§ **TASK TO CARRY OUT**:
Select from the records below every line that has the word "cathodic" in it.

§ **GIVEN DATA**:
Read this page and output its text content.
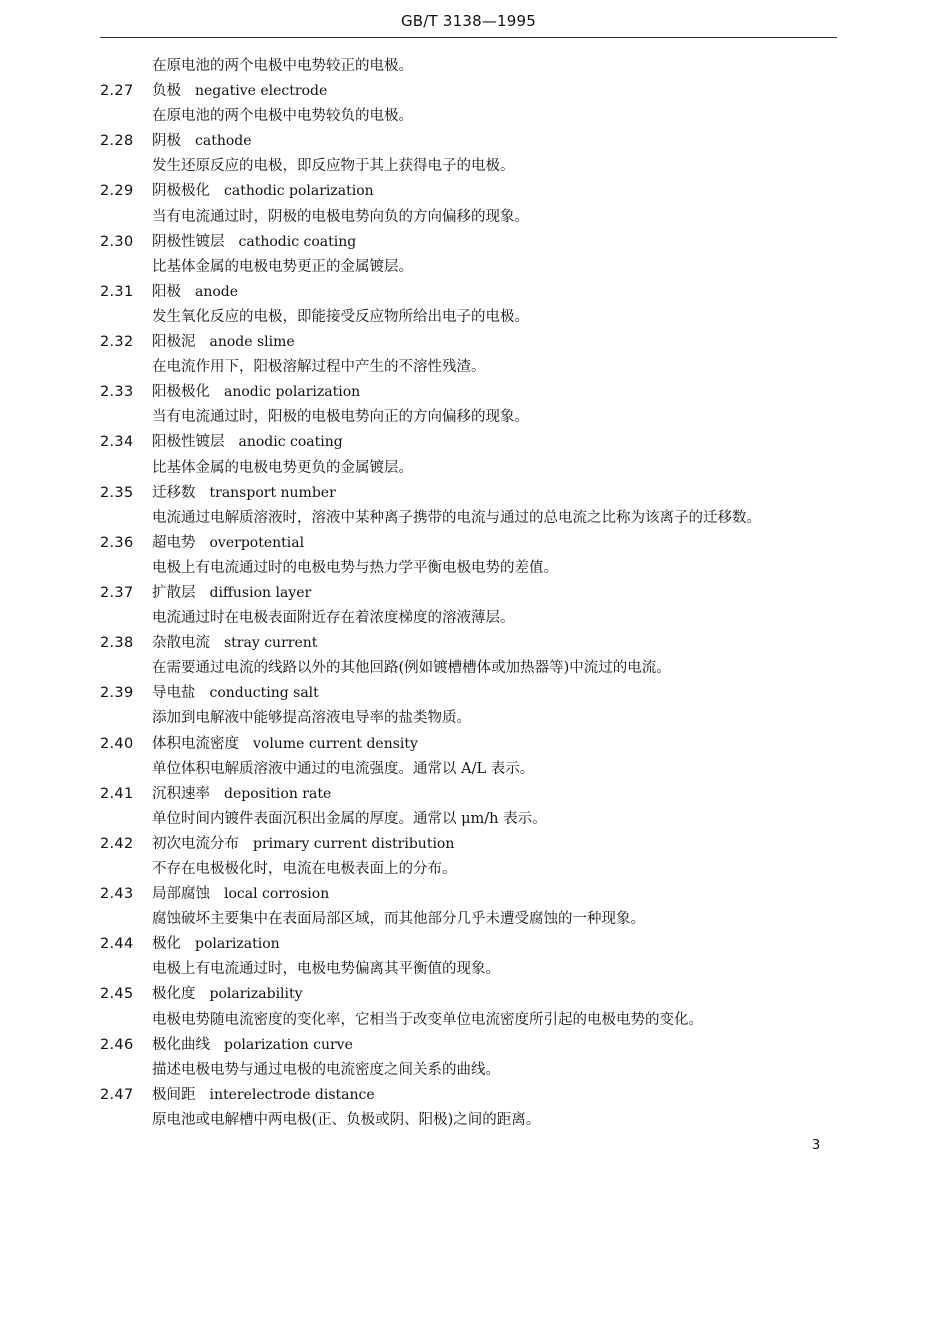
GB/T 3138—1995
在原电池的两个电极中电势较正的电极。
2.27	负极 negative electrode
在原电池的两个电极中电势较负的电极。
2.28	阴极 cathode
发生还原反应的电极，即反应物于其上获得电子的电极。
2.29	阴极极化 cathodic polarization
当有电流通过时，阴极的电极电势向负的方向偏移的现象。
2.30	阴极性镀层 cathodic coating
比基体金属的电极电势更正的金属镀层。
2.31	阳极 anode
发生氧化反应的电极，即能接受反应物所给出电子的电极。
2.32	阳极泥 anode slime
在电流作用下，阳极溶解过程中产生的不溶性残渣。
2.33	阳极极化 anodic polarization
当有电流通过时，阳极的电极电势向正的方向偏移的现象。
2.34	阳极性镀层 anodic coating
比基体金属的电极电势更负的金属镀层。
2.35	迁移数 transport number
电流通过电解质溶液时，溶液中某种离子携带的电流与通过的总电流之比称为该离子的迁移数。
2.36	超电势 overpotential
电极上有电流通过时的电极电势与热力学平衡电极电势的差值。
2.37	扩散层 diffusion layer
电流通过时在电极表面附近存在着浓度梯度的溶液薄层。
2.38	杂散电流 stray current
在需要通过电流的线路以外的其他回路(例如镀槽槽体或加热器等)中流过的电流。
2.39	导电盐 conducting salt
添加到电解液中能够提高溶液电导率的盐类物质。
2.40	体积电流密度 volume current density
单位体积电解质溶液中通过的电流强度。通常以 A/L 表示。
2.41	沉积速率 deposition rate
单位时间内镀件表面沉积出金属的厚度。通常以 μm/h 表示。
2.42	初次电流分布 primary current distribution
不存在电极极化时，电流在电极表面上的分布。
2.43	局部腐蚀 local corrosion
腐蚀破坏主要集中在表面局部区域，而其他部分几乎未遭受腐蚀的一种现象。
2.44	极化 polarization
电极上有电流通过时，电极电势偏离其平衡值的现象。
2.45	极化度 polarizability
电极电势随电流密度的变化率，它相当于改变单位电流密度所引起的电极电势的变化。
2.46	极化曲线 polarization curve
描述电极电势与通过电极的电流密度之间关系的曲线。
2.47	极间距 interelectrode distance
原电池或电解槽中两电极(正、负极或阴、阳极)之间的距离。
3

§ **ANSWER TO THIS PROBLEM**:
2.29	阴极极化 cathodic polarization
2.30	阴极性镀层 cathodic coating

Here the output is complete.